Stored entries:
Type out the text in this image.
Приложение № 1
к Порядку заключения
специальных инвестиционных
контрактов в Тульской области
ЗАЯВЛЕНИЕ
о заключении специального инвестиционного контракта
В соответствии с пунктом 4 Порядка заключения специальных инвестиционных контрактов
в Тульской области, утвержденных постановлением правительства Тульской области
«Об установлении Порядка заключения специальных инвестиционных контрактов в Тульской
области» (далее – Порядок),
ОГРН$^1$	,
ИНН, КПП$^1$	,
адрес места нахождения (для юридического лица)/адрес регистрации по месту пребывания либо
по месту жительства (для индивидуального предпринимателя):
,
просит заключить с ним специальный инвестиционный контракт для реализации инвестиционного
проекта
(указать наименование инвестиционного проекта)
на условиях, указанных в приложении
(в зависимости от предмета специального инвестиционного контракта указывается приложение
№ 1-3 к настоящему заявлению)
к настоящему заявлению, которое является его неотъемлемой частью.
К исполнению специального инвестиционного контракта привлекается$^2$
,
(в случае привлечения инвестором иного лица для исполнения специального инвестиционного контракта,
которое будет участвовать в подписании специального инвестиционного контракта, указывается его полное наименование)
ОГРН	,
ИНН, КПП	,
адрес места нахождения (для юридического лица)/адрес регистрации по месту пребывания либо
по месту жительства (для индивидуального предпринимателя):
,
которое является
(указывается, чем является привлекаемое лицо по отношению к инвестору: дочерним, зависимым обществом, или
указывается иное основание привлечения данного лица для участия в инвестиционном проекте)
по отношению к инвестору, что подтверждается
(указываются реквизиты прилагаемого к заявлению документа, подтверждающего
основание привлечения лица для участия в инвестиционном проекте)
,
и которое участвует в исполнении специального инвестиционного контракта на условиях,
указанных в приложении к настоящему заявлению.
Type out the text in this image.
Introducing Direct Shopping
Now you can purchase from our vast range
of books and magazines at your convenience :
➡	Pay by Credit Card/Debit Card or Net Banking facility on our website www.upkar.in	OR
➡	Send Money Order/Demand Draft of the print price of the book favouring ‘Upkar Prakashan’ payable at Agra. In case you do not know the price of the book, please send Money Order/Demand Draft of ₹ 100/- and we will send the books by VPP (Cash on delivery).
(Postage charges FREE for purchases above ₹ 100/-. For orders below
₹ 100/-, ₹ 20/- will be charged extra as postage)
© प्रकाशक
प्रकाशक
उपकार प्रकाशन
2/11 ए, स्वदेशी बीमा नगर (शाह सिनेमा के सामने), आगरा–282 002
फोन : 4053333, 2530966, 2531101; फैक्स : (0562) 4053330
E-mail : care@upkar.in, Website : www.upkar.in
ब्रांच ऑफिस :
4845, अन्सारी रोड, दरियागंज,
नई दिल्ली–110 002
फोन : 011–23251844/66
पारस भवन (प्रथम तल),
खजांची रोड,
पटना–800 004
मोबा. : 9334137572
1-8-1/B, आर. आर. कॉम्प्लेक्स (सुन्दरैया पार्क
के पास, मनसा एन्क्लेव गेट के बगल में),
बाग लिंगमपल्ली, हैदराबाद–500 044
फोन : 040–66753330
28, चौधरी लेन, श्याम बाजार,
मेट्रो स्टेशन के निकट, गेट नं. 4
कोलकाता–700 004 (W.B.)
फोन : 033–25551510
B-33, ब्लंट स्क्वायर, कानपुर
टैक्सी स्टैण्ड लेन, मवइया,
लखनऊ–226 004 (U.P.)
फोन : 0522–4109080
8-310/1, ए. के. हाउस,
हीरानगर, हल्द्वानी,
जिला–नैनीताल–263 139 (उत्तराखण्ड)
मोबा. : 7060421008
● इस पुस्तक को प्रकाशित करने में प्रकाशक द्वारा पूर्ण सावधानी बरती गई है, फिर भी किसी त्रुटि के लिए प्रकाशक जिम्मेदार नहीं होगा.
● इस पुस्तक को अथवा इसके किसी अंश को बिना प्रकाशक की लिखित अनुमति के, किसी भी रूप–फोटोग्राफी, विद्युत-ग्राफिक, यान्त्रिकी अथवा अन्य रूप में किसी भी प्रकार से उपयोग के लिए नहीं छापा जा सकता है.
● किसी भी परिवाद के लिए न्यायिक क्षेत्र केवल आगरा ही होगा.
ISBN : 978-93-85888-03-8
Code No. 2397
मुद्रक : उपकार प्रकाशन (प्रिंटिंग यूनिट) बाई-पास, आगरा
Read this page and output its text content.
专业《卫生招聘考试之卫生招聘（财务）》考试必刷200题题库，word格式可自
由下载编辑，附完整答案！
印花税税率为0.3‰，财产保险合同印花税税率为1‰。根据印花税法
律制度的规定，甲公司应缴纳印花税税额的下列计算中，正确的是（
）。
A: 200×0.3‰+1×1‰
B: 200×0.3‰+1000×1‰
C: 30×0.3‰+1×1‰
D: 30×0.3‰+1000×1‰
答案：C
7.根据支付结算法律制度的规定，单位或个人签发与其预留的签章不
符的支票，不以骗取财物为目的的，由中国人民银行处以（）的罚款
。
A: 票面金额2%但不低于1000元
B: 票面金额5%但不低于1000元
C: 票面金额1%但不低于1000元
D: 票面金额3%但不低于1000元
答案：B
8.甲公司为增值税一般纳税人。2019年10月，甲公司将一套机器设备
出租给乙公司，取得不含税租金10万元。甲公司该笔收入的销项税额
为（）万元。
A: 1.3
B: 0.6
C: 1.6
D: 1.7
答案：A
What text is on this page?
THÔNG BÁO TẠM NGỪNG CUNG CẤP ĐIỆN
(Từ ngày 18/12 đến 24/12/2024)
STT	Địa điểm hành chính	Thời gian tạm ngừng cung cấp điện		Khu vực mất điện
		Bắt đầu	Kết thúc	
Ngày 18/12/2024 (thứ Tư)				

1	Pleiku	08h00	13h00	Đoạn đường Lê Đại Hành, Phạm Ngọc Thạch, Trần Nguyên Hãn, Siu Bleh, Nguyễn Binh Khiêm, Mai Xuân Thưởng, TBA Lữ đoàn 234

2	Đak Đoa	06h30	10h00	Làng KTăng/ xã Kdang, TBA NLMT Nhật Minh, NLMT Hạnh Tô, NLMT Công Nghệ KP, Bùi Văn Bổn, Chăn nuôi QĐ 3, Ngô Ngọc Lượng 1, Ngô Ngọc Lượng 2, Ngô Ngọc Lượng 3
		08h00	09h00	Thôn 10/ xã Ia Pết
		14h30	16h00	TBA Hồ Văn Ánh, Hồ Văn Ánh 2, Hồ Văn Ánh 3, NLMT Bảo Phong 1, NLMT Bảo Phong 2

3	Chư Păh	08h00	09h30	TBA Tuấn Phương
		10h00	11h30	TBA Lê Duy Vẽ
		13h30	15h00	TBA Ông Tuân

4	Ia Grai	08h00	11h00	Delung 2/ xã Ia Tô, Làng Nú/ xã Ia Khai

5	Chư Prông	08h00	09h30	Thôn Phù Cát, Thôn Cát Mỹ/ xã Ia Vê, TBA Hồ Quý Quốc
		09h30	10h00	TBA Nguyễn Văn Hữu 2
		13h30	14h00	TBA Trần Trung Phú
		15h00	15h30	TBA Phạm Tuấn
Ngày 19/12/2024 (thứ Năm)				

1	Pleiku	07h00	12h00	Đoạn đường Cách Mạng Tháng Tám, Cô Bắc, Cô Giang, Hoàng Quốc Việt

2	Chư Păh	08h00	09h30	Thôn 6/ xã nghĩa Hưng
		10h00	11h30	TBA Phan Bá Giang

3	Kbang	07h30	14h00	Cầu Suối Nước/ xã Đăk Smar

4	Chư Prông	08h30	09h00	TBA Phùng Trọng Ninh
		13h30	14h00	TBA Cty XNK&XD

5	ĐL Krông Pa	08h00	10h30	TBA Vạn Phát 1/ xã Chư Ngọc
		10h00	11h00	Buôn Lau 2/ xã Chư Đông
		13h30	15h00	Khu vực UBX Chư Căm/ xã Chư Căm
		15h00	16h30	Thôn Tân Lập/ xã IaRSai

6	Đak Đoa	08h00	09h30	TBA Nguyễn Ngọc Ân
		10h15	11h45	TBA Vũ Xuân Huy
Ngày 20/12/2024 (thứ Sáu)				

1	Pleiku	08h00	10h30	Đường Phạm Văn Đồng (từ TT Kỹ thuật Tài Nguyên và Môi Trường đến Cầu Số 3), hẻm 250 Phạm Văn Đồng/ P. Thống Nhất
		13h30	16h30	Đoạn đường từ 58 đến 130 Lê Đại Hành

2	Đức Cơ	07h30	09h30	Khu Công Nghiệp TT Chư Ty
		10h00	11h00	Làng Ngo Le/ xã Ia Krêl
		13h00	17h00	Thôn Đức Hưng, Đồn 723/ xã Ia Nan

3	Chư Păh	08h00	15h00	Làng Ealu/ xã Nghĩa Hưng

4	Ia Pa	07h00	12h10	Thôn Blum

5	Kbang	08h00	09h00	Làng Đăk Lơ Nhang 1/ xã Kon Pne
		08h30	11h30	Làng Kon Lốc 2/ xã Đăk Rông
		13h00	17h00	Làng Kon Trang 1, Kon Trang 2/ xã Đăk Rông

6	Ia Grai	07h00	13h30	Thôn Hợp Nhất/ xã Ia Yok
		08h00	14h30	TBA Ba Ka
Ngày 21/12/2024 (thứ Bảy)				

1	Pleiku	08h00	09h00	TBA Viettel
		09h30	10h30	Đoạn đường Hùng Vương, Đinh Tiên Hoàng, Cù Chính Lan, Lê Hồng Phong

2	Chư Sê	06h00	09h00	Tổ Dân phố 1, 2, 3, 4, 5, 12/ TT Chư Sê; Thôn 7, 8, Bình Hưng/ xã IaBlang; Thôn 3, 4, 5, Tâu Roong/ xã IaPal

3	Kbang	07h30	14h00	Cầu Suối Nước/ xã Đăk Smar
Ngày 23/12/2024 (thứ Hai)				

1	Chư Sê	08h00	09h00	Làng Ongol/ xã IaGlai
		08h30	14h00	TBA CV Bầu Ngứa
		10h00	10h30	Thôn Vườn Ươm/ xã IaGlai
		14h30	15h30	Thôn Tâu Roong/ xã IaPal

Problem description: Identify every line above with the string "заявлению" in it. Copy those lines.

The completed task:
№ 1-3 к настоящему заявлению)
к настоящему заявлению, которое является его неотъемлемой частью.
(указываются реквизиты прилагаемого к заявлению документа, подтверждающего
указанных в приложении к настоящему заявлению.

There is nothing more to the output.